* Written task
Lift every line from the entries that includes the word "name".

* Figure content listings
▽

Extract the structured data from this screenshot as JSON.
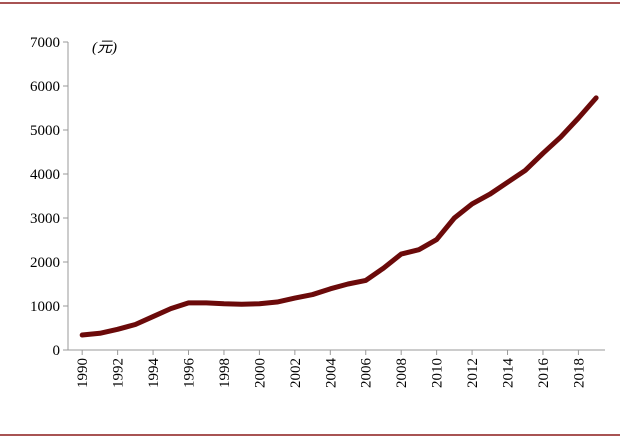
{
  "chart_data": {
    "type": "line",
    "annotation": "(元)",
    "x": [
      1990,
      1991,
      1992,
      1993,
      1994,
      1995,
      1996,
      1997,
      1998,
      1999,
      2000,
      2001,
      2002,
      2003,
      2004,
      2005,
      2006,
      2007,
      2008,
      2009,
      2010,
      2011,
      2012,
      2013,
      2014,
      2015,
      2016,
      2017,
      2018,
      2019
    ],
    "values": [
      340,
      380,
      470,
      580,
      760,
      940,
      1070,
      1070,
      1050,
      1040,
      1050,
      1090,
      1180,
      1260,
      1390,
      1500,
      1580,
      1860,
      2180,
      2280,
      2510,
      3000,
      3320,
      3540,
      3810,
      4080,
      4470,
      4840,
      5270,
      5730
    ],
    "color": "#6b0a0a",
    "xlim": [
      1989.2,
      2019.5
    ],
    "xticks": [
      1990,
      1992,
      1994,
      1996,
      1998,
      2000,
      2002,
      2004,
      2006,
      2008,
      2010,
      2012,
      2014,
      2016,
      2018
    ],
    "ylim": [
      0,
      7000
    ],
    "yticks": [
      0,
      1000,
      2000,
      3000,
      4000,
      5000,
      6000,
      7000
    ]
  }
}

△
▽

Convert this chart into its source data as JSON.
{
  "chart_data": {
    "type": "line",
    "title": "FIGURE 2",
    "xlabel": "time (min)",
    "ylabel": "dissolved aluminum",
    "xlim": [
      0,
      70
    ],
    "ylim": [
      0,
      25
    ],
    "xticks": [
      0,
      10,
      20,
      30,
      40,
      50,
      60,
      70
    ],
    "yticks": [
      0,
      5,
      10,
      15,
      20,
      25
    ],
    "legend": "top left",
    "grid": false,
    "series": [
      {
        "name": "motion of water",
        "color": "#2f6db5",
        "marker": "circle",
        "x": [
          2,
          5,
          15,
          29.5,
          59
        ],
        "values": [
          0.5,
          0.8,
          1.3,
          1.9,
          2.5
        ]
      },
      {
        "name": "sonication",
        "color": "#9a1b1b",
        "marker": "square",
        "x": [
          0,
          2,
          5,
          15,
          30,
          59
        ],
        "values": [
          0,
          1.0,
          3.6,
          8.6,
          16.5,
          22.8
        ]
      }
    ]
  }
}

△

* Task output
        "name": "motion of water",
        "name": "sonication",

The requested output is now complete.